[ENTRIES]
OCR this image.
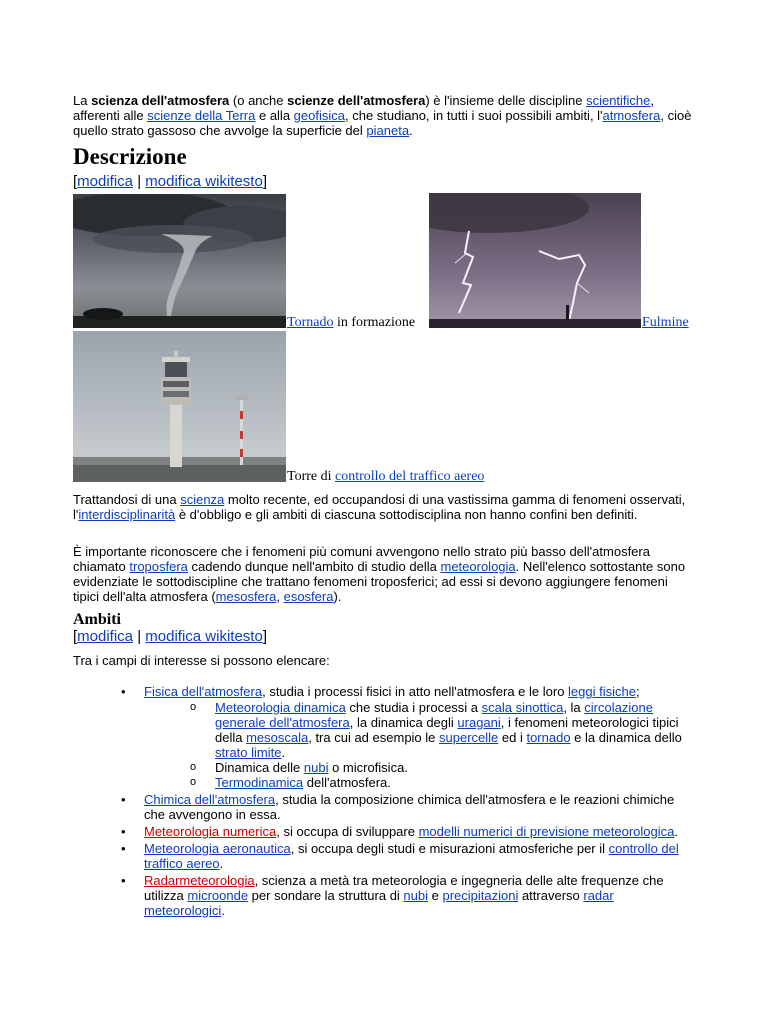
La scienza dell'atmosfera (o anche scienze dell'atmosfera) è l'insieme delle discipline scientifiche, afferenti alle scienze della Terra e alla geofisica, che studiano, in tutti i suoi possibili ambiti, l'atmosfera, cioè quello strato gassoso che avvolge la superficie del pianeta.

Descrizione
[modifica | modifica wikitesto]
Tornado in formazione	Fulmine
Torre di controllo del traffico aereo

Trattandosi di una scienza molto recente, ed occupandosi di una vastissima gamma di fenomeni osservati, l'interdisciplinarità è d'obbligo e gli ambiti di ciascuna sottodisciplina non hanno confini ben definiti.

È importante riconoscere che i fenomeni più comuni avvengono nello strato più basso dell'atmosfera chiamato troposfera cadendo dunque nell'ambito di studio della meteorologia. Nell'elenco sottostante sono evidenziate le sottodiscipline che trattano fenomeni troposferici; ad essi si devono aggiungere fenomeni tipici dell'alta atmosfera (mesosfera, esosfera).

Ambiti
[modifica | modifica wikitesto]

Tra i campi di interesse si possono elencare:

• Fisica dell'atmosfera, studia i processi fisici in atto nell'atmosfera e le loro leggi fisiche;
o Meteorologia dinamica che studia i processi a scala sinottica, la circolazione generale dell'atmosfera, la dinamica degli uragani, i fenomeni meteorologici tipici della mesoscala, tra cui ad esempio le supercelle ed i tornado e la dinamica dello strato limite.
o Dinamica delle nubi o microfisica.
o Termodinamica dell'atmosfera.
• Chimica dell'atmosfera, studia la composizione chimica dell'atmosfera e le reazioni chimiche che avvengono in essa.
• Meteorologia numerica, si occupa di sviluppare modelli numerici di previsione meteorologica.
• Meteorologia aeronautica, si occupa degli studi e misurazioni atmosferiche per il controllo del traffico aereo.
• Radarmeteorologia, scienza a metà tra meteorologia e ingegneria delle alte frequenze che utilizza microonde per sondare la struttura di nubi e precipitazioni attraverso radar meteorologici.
==
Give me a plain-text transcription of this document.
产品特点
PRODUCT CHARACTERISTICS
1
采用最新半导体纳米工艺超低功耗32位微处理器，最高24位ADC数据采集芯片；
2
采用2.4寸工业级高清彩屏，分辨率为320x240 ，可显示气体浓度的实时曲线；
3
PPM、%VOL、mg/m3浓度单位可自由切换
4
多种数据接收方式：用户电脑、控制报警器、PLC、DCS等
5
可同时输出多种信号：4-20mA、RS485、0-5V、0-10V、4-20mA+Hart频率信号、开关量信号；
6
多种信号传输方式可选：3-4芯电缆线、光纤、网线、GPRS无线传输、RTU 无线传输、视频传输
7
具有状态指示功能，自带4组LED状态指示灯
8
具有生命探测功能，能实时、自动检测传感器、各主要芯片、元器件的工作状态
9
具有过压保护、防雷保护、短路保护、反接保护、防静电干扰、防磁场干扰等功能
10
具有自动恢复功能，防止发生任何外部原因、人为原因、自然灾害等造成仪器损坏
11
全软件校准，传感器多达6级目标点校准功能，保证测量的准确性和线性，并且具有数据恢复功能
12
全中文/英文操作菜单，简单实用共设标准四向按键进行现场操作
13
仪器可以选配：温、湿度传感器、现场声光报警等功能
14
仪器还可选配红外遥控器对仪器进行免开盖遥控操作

[THE REQUEST] Among the lines above, how many contain the string "delle"? State the number alone.

[EXERCISE RESPONSE] 3